MATERIAL SHOWN
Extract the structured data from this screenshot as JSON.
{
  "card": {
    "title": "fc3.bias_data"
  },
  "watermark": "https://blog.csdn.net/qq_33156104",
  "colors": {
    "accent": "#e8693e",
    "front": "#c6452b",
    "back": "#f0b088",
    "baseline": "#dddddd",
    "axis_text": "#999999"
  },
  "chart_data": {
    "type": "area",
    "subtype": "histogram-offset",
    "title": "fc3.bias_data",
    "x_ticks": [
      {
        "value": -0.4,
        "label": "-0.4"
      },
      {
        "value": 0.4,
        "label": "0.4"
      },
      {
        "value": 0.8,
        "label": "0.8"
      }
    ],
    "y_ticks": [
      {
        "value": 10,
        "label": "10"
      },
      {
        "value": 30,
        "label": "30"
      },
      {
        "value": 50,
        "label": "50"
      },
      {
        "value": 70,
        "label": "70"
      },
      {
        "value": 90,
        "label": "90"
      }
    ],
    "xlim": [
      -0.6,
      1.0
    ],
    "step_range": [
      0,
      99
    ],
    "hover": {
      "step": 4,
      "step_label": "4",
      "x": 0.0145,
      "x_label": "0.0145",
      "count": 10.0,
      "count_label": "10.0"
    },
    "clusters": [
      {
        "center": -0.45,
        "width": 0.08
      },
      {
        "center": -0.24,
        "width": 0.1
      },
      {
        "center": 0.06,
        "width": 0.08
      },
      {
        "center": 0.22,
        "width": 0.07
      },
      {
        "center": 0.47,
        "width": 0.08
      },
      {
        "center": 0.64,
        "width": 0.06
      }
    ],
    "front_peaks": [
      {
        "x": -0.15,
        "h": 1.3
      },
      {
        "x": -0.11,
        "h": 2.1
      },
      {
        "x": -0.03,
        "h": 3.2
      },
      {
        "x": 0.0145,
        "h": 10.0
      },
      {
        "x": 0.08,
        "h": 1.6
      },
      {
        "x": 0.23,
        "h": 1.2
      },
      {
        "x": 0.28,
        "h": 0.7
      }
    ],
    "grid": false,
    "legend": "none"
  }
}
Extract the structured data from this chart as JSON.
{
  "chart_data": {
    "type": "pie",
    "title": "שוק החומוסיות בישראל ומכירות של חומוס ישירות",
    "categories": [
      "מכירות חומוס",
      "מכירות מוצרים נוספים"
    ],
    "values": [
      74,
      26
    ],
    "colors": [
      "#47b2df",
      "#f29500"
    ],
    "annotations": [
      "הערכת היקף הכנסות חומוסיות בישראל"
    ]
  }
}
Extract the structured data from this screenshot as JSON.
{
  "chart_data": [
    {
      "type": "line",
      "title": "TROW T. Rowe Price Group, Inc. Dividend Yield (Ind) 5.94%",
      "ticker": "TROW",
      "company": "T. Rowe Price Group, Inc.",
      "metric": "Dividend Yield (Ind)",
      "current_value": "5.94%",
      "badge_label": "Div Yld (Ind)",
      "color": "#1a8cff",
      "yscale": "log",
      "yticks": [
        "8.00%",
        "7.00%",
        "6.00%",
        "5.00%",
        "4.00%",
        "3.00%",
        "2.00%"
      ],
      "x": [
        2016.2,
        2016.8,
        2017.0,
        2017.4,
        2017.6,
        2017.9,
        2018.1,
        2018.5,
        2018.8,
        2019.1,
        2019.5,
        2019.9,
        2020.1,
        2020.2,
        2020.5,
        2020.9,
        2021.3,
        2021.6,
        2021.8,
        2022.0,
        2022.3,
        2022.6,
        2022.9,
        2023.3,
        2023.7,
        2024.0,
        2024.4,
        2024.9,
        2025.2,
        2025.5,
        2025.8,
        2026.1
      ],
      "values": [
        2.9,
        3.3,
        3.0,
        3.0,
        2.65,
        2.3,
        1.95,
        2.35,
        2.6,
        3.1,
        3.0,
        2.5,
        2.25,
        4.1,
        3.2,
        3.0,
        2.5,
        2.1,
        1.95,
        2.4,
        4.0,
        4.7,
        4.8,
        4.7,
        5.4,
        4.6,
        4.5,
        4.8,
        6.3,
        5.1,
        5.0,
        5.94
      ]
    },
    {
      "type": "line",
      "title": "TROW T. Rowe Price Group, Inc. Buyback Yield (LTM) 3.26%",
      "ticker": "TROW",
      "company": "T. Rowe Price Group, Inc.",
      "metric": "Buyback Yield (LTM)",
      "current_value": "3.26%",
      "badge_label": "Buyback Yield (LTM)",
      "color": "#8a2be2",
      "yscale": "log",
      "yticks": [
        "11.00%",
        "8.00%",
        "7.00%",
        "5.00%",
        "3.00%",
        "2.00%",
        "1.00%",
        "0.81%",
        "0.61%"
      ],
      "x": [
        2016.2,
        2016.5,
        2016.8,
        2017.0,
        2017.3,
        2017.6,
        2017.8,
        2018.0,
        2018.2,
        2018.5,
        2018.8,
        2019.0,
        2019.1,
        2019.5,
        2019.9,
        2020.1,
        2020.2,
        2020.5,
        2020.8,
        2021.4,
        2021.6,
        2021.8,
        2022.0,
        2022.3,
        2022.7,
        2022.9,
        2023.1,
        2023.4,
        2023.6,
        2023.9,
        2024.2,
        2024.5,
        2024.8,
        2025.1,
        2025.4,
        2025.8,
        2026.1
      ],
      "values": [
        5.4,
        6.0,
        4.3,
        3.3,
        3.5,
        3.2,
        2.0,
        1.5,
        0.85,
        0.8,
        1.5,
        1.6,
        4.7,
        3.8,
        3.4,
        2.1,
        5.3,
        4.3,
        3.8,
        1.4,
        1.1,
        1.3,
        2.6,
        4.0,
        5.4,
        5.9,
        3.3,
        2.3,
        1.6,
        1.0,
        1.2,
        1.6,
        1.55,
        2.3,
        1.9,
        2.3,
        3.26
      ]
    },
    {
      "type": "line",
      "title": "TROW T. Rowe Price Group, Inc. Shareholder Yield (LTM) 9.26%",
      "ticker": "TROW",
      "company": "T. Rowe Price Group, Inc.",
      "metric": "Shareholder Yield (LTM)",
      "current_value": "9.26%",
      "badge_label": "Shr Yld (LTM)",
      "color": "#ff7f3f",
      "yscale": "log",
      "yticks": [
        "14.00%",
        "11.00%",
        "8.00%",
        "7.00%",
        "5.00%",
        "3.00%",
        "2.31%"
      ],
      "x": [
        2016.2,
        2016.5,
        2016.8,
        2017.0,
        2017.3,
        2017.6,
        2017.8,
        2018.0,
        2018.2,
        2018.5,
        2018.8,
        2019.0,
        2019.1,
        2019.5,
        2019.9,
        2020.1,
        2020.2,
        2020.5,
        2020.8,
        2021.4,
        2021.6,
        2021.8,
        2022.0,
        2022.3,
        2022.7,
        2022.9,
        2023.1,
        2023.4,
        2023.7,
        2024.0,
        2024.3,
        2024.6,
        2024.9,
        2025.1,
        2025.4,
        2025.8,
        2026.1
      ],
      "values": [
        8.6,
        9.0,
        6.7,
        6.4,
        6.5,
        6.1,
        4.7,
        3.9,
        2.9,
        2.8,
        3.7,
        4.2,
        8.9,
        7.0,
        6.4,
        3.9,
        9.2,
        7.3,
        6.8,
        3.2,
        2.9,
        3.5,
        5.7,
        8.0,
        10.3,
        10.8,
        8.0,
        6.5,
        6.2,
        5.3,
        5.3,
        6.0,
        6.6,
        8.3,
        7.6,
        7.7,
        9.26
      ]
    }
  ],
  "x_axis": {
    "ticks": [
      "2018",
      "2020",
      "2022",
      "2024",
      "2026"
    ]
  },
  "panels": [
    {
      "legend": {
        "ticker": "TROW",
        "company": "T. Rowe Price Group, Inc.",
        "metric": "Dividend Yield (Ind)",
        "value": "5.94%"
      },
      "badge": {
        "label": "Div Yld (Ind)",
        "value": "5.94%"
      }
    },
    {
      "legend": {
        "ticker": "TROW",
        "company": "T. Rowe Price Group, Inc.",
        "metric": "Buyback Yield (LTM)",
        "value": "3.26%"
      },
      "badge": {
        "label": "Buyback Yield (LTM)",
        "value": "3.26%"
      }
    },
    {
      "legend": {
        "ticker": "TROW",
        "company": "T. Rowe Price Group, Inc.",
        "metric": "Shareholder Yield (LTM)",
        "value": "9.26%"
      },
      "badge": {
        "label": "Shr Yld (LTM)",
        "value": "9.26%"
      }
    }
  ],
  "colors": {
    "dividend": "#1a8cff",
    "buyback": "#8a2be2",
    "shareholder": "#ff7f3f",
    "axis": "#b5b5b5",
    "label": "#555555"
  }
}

DESCRIPTION OF THE TASK
From the entries above, select each line containing the string "metric".

RESULT
      "metric": "Dividend Yield (Ind)",
      "metric": "Buyback Yield (LTM)",
      "metric": "Shareholder Yield (LTM)",
        "metric": "Dividend Yield (Ind)",
        "metric": "Buyback Yield (LTM)",
        "metric": "Shareholder Yield (LTM)",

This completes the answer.